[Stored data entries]
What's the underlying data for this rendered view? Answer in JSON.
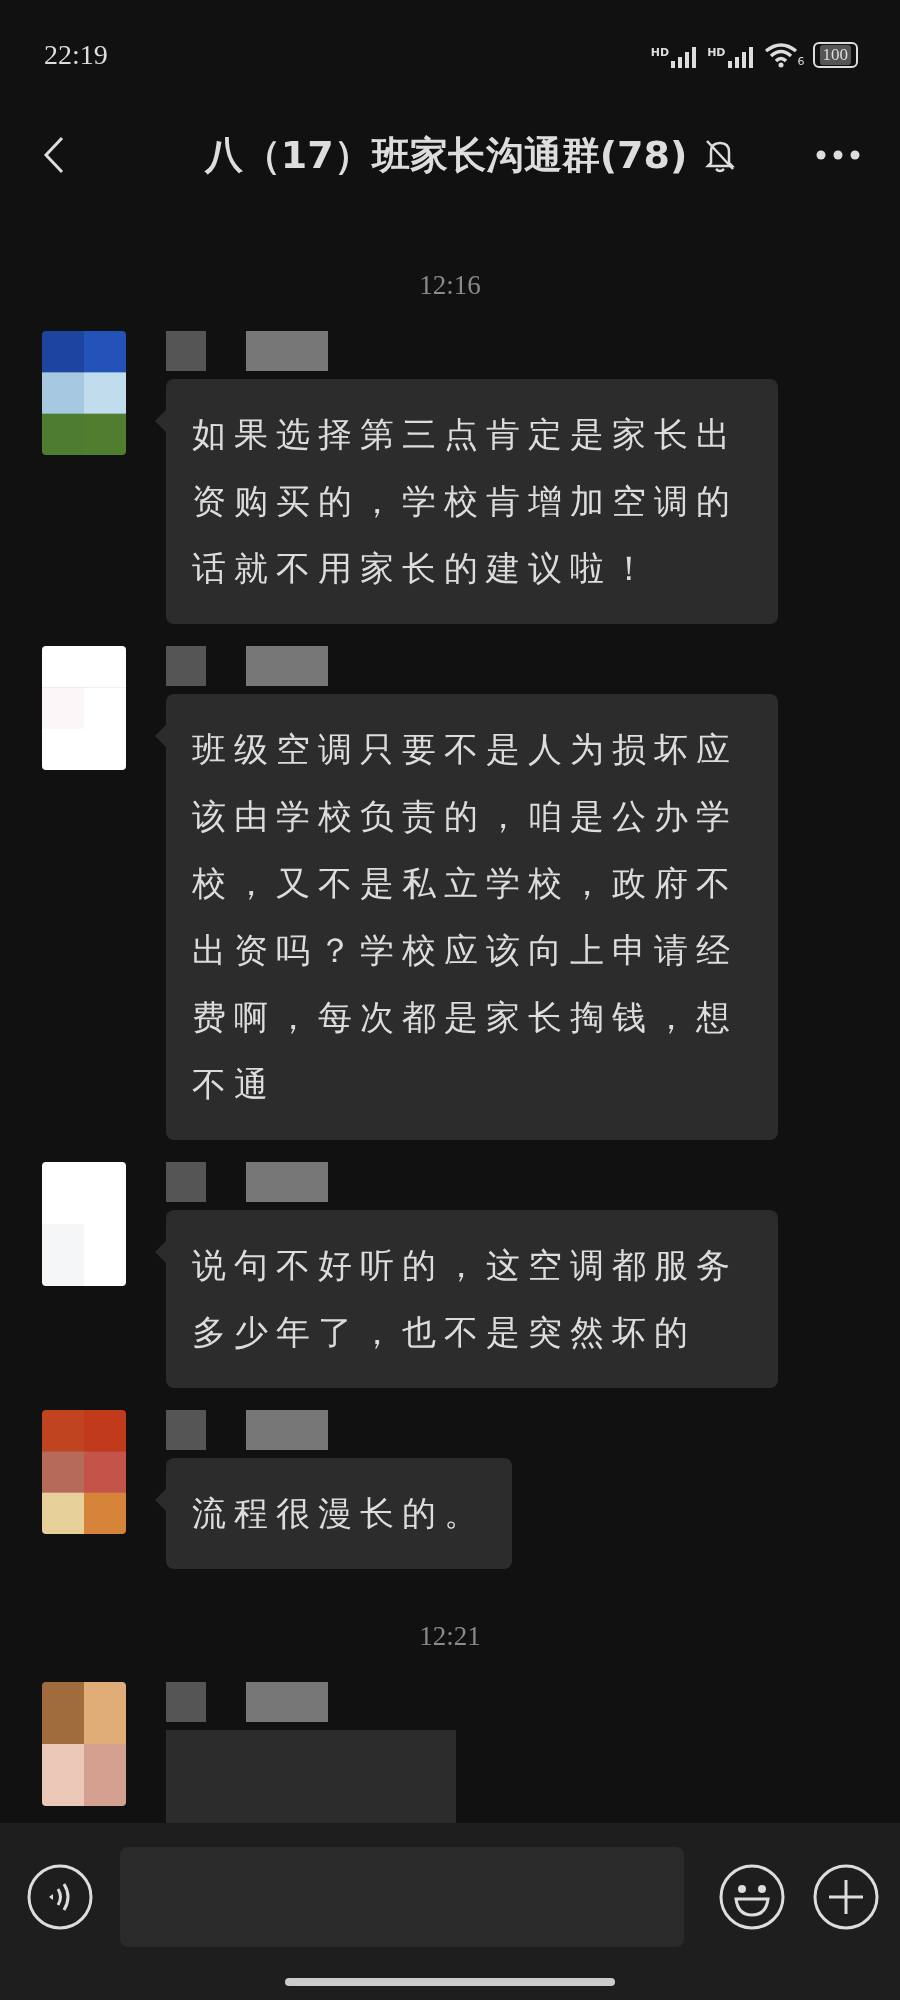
{
  "status_bar": {
    "time": "22:19",
    "signal_labels": [
      "HD",
      "HD"
    ],
    "wifi_badge": "6",
    "battery": "100"
  },
  "header": {
    "title": "八（17）班家长沟通群(78)",
    "muted": true
  },
  "messages": [
    {
      "kind": "time",
      "text": "12:16"
    },
    {
      "kind": "text",
      "text": "如果选择第三点肯定是家长出资购买的，学校肯增加空调的话就不用家长的建议啦！"
    },
    {
      "kind": "text",
      "text": "班级空调只要不是人为损坏应该由学校负责的，咱是公办学校，又不是私立学校，政府不出资吗？学校应该向上申请经费啊，每次都是家长掏钱，想不通"
    },
    {
      "kind": "text",
      "text": "说句不好听的，这空调都服务多少年了，也不是突然坏的"
    },
    {
      "kind": "text",
      "text": "流程很漫长的。"
    },
    {
      "kind": "time",
      "text": "12:21"
    },
    {
      "kind": "blurred"
    }
  ]
}
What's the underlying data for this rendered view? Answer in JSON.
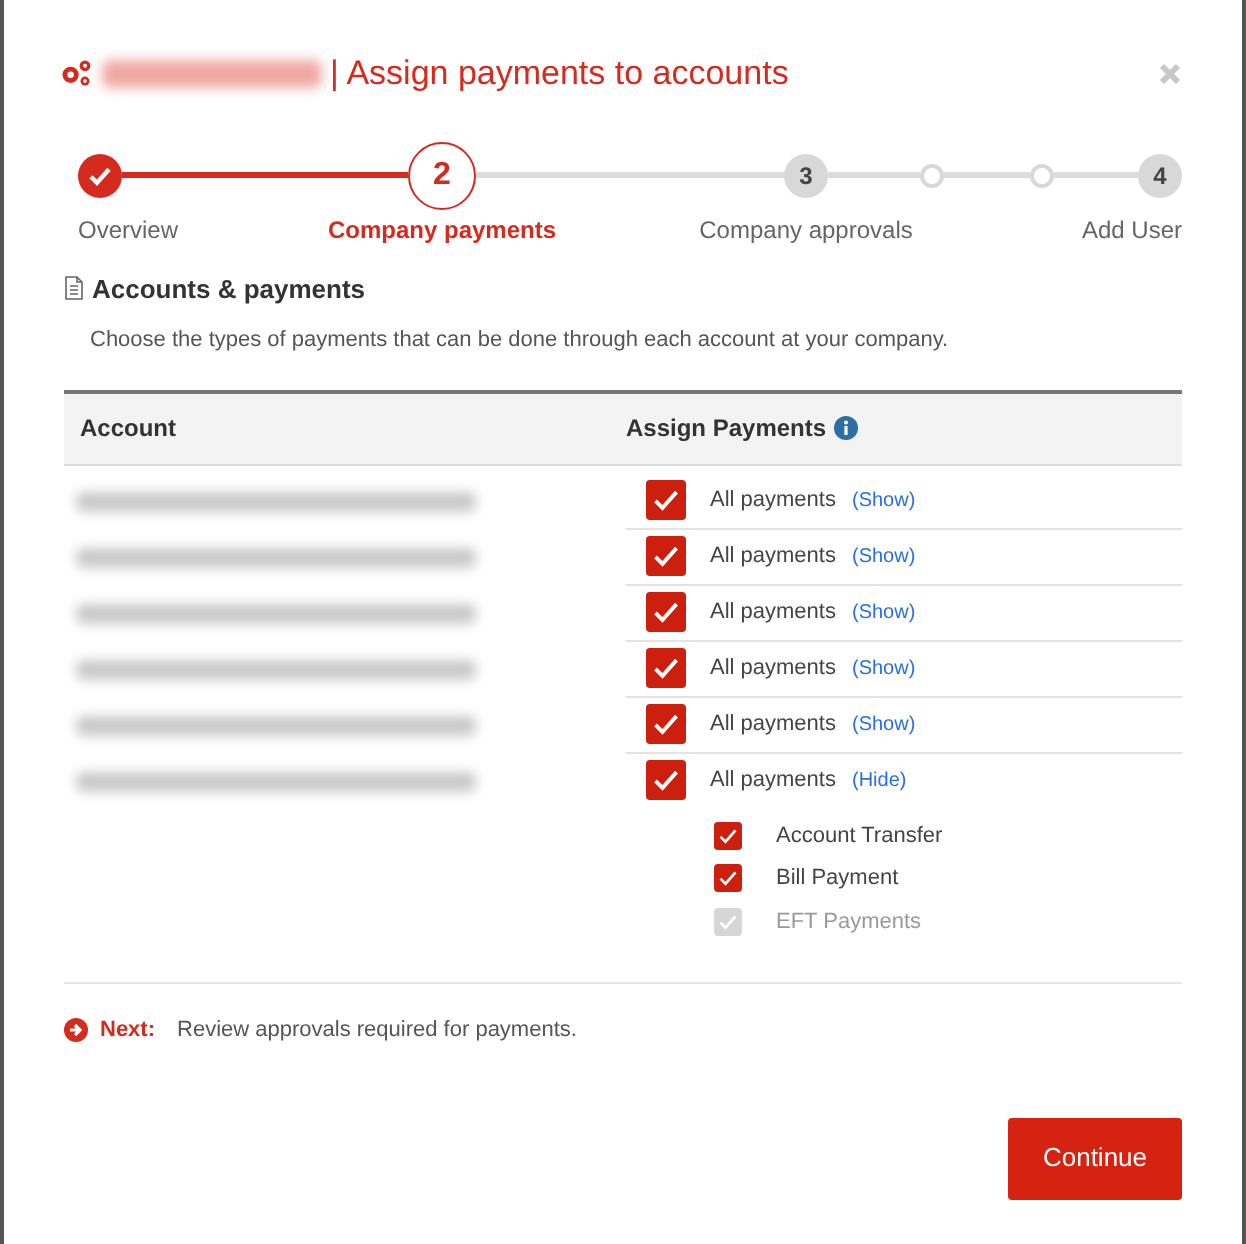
{
  "window": {
    "title": "| Assign payments to accounts",
    "title_redacted": true
  },
  "steps": [
    {
      "kind": "done",
      "label": "Overview"
    },
    {
      "kind": "current",
      "number": "2",
      "label": "Company payments"
    },
    {
      "kind": "pending",
      "number": "3",
      "label": "Company approvals"
    },
    {
      "kind": "dot"
    },
    {
      "kind": "dot"
    },
    {
      "kind": "pending",
      "number": "4",
      "label": "Add User"
    }
  ],
  "section": {
    "title": "Accounts & payments",
    "description": "Choose the types of payments that can be done through each account at your company."
  },
  "table": {
    "columns": [
      "Account",
      "Assign Payments"
    ],
    "rows": [
      {
        "account_redacted": true,
        "label": "All payments",
        "checked": true,
        "toggle": "(Show)"
      },
      {
        "account_redacted": true,
        "label": "All payments",
        "checked": true,
        "toggle": "(Show)"
      },
      {
        "account_redacted": true,
        "label": "All payments",
        "checked": true,
        "toggle": "(Show)"
      },
      {
        "account_redacted": true,
        "label": "All payments",
        "checked": true,
        "toggle": "(Show)"
      },
      {
        "account_redacted": true,
        "label": "All payments",
        "checked": true,
        "toggle": "(Show)"
      },
      {
        "account_redacted": true,
        "label": "All payments",
        "checked": true,
        "toggle": "(Hide)",
        "children": [
          {
            "label": "Account Transfer",
            "checked": true,
            "disabled": false
          },
          {
            "label": "Bill Payment",
            "checked": true,
            "disabled": false
          },
          {
            "label": "EFT Payments",
            "checked": true,
            "disabled": true
          }
        ]
      }
    ]
  },
  "next": {
    "label": "Next:",
    "text": "Review approvals required for payments."
  },
  "buttons": [
    "Continue"
  ]
}
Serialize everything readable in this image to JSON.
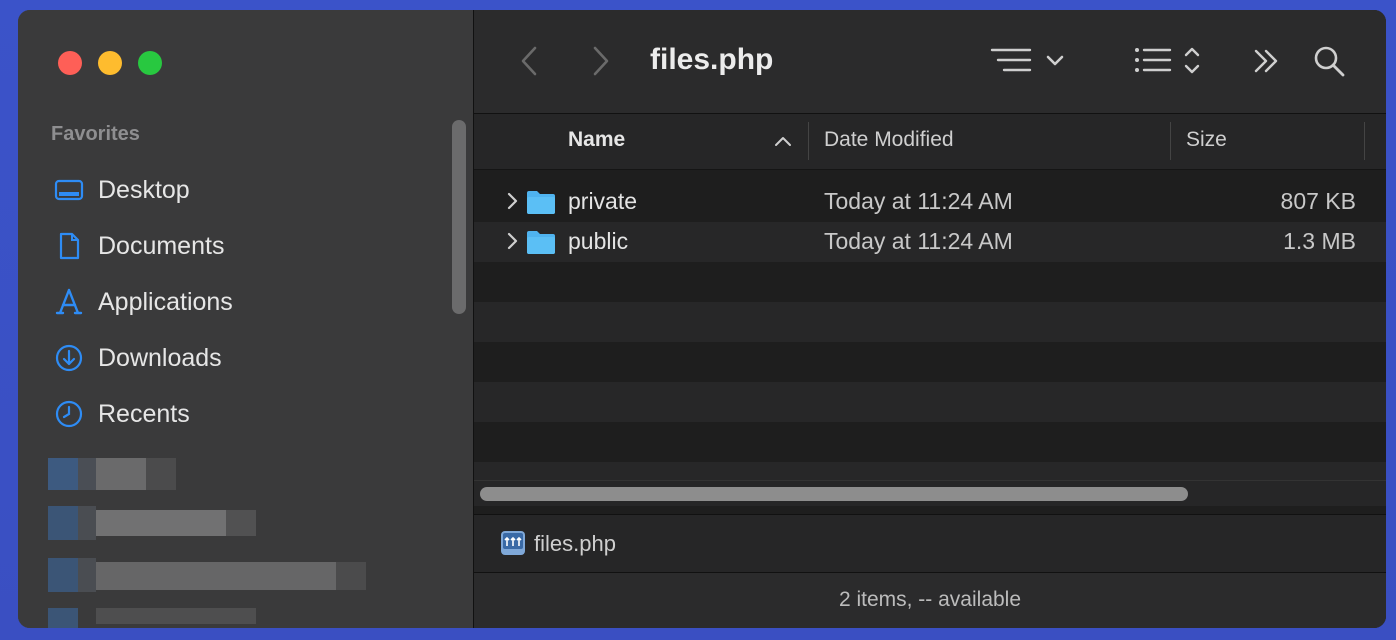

### GIVEN TASK
Write out all the entries exactly, except for the pictures.

### RESPONSE TO THE TASK
What's the underlying data for this rendered view? Answer in JSON.
{
  "status_bar": {
    "time": "22:19",
    "signal_labels": [
      "HD",
      "HD"
    ],
    "wifi_badge": "6",
    "battery": "100"
  },
  "header": {
    "title": "八（17）班家长沟通群(78)",
    "muted": true
  },
  "messages": [
    {
      "kind": "time",
      "text": "12:16"
    },
    {
      "kind": "text",
      "text": "如果选择第三点肯定是家长出资购买的，学校肯增加空调的话就不用家长的建议啦！"
    },
    {
      "kind": "text",
      "text": "班级空调只要不是人为损坏应该由学校负责的，咱是公办学校，又不是私立学校，政府不出资吗？学校应该向上申请经费啊，每次都是家长掏钱，想不通"
    },
    {
      "kind": "text",
      "text": "说句不好听的，这空调都服务多少年了，也不是突然坏的"
    },
    {
      "kind": "text",
      "text": "流程很漫长的。"
    },
    {
      "kind": "time",
      "text": "12:21"
    },
    {
      "kind": "blurred"
    }
  ]
}
What's the underlying data for this rendered view? Answer in JSON.
{
  "window": {
    "title": "| Assign payments to accounts",
    "title_redacted": true
  },
  "steps": [
    {
      "kind": "done",
      "label": "Overview"
    },
    {
      "kind": "current",
      "number": "2",
      "label": "Company payments"
    },
    {
      "kind": "pending",
      "number": "3",
      "label": "Company approvals"
    },
    {
      "kind": "dot"
    },
    {
      "kind": "dot"
    },
    {
      "kind": "pending",
      "number": "4",
      "label": "Add User"
    }
  ],
  "section": {
    "title": "Accounts & payments",
    "description": "Choose the types of payments that can be done through each account at your company."
  },
  "table": {
    "columns": [
      "Account",
      "Assign Payments"
    ],
    "rows": [
      {
        "account_redacted": true,
        "label": "All payments",
        "checked": true,
        "toggle": "(Show)"
      },
      {
        "account_redacted": true,
        "label": "All payments",
        "checked": true,
        "toggle": "(Show)"
      },
      {
        "account_redacted": true,
        "label": "All payments",
        "checked": true,
        "toggle": "(Show)"
      },
      {
        "account_redacted": true,
        "label": "All payments",
        "checked": true,
        "toggle": "(Show)"
      },
      {
        "account_redacted": true,
        "label": "All payments",
        "checked": true,
        "toggle": "(Show)"
      },
      {
        "account_redacted": true,
        "label": "All payments",
        "checked": true,
        "toggle": "(Hide)",
        "children": [
          {
            "label": "Account Transfer",
            "checked": true,
            "disabled": false
          },
          {
            "label": "Bill Payment",
            "checked": true,
            "disabled": false
          },
          {
            "label": "EFT Payments",
            "checked": true,
            "disabled": true
          }
        ]
      }
    ]
  },
  "next": {
    "label": "Next:",
    "text": "Review approvals required for payments."
  },
  "buttons": [
    "Continue"
  ]
}
Serialize everything readable in this image to JSON.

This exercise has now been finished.